### Task objective
For the data below, give the number of lines containing "Human" and nothing more.

### Data to process
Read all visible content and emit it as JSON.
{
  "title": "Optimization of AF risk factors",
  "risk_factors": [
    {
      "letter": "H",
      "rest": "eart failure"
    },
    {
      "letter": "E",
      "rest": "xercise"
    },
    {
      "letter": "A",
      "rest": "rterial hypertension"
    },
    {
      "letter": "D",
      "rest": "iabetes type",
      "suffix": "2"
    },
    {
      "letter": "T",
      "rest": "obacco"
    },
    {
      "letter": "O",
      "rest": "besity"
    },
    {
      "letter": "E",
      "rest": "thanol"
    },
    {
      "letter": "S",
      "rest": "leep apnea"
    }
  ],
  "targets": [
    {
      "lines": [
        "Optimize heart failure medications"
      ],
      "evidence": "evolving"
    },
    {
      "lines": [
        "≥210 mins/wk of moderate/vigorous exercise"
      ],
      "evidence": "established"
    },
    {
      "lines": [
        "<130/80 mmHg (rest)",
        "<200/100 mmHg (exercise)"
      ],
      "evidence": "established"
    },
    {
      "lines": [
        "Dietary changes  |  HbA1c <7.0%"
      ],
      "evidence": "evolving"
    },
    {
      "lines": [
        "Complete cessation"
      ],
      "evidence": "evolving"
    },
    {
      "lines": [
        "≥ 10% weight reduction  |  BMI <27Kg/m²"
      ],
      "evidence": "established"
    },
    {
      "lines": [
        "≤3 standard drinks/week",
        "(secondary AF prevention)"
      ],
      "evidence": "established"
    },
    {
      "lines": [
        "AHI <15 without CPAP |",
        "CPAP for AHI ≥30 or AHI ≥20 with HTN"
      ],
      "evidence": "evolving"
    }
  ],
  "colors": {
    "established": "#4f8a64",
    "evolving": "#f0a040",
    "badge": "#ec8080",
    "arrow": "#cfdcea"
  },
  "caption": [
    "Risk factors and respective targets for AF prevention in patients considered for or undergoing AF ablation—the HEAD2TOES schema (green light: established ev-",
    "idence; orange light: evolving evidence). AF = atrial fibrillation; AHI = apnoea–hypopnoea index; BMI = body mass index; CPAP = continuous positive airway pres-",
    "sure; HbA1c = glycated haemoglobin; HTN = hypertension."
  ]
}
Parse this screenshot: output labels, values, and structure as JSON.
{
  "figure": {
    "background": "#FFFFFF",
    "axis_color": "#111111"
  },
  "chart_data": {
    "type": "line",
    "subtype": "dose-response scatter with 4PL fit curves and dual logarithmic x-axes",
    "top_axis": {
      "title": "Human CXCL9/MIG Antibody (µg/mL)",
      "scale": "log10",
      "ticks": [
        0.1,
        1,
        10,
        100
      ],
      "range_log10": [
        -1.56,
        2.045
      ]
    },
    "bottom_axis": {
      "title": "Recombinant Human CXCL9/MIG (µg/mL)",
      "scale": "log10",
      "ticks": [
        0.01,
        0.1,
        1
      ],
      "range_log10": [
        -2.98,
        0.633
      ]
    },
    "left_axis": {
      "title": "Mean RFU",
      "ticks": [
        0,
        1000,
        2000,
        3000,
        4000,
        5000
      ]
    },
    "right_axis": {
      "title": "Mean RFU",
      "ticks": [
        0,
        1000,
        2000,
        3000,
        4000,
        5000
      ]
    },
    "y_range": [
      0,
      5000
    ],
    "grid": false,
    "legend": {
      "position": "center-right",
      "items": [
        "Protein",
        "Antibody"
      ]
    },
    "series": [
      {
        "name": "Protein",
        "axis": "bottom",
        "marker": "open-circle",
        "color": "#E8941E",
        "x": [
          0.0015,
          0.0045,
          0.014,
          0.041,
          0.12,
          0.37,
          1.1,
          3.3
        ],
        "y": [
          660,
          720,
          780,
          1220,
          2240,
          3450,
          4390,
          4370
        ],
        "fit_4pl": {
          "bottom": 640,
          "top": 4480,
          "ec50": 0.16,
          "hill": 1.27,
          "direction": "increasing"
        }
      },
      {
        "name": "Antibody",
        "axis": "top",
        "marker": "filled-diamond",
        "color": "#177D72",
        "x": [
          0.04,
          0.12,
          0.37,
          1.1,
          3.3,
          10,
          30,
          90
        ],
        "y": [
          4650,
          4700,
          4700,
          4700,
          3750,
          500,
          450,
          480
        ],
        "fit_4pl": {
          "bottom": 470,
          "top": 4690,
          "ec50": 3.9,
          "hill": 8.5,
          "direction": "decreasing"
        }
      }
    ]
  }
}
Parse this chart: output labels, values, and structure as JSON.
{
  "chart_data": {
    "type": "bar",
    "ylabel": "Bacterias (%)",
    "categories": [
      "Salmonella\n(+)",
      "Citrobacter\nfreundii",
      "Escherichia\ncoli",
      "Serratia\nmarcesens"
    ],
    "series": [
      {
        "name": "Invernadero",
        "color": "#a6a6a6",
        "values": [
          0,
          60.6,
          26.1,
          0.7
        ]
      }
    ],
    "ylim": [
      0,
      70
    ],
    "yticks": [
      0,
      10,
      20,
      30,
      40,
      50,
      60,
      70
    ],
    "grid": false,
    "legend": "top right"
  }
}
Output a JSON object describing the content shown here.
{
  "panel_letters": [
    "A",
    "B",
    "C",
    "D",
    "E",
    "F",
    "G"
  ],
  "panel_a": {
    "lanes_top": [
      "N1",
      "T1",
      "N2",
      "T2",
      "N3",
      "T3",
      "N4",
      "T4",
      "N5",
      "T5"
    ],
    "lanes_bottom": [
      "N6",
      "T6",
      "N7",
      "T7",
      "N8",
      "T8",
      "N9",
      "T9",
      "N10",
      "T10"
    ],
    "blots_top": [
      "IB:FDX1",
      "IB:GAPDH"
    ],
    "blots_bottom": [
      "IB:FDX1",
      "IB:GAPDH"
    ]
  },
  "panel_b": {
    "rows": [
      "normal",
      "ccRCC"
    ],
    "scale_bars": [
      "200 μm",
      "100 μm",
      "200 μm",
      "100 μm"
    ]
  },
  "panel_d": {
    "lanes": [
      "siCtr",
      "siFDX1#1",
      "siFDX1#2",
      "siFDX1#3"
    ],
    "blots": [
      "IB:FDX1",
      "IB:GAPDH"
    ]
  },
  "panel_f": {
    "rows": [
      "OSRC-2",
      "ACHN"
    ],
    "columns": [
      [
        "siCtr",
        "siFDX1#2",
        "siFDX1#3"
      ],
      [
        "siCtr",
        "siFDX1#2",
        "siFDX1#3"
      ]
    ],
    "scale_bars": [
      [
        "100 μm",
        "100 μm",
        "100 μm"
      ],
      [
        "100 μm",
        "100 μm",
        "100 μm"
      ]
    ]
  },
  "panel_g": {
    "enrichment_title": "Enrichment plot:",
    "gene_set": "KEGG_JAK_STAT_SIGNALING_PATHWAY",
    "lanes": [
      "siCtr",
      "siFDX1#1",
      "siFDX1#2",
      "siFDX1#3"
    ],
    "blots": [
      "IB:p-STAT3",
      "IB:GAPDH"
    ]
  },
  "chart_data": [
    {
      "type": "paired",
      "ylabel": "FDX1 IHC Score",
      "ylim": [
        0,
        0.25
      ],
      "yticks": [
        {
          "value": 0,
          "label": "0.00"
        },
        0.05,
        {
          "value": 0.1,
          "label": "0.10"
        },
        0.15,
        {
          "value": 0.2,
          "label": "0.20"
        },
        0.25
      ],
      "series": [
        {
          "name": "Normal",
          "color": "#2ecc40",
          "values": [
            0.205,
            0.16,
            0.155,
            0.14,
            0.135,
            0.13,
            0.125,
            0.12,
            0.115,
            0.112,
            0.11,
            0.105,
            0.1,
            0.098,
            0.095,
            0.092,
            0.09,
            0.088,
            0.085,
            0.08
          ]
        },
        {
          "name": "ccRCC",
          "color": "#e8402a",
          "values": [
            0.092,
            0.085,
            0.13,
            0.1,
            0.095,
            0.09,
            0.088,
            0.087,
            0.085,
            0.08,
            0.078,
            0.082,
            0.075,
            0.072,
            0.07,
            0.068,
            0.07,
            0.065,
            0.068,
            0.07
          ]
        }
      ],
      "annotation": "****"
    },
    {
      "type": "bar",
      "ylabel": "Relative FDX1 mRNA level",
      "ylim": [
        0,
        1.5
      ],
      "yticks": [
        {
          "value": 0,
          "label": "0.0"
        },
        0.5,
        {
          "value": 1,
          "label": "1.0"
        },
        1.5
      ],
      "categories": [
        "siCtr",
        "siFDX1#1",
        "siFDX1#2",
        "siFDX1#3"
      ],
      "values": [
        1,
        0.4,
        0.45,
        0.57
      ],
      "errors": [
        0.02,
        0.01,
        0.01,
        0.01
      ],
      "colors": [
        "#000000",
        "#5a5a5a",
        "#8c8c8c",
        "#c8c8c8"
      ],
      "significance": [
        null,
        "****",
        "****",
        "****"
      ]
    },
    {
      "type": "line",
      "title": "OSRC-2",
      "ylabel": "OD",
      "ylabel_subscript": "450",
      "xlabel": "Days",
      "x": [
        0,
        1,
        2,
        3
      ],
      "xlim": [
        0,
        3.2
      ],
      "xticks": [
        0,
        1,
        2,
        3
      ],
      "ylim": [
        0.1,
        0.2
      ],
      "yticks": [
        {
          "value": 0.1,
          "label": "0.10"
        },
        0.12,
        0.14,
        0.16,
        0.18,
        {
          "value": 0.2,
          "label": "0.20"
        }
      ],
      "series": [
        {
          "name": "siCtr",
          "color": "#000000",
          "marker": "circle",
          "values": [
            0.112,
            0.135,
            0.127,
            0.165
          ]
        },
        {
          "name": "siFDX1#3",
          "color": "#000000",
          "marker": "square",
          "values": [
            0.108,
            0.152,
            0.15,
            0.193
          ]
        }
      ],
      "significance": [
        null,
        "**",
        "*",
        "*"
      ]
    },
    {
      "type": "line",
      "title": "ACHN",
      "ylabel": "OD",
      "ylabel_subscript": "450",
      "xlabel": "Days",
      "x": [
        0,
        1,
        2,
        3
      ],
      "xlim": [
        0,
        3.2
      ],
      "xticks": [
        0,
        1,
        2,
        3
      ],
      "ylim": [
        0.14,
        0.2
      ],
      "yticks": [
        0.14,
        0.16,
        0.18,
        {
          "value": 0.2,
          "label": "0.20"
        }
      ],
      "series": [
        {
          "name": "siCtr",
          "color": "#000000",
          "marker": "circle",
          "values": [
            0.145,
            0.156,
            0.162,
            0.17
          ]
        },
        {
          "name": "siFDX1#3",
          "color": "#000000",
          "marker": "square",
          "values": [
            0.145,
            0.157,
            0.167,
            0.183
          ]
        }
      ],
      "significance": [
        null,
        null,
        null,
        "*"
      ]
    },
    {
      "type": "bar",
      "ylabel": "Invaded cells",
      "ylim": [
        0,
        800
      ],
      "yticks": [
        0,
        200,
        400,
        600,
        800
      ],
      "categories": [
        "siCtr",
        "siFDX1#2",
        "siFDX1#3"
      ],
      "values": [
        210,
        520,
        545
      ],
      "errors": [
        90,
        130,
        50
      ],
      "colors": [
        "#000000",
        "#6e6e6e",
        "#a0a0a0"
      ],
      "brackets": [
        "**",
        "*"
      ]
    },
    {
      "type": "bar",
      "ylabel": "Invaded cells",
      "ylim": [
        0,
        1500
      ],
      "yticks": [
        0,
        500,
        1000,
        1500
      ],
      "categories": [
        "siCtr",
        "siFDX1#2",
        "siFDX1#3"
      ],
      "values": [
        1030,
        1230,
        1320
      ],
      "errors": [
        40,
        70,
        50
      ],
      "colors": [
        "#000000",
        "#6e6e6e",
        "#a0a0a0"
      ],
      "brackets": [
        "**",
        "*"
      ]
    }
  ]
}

### Written answer
2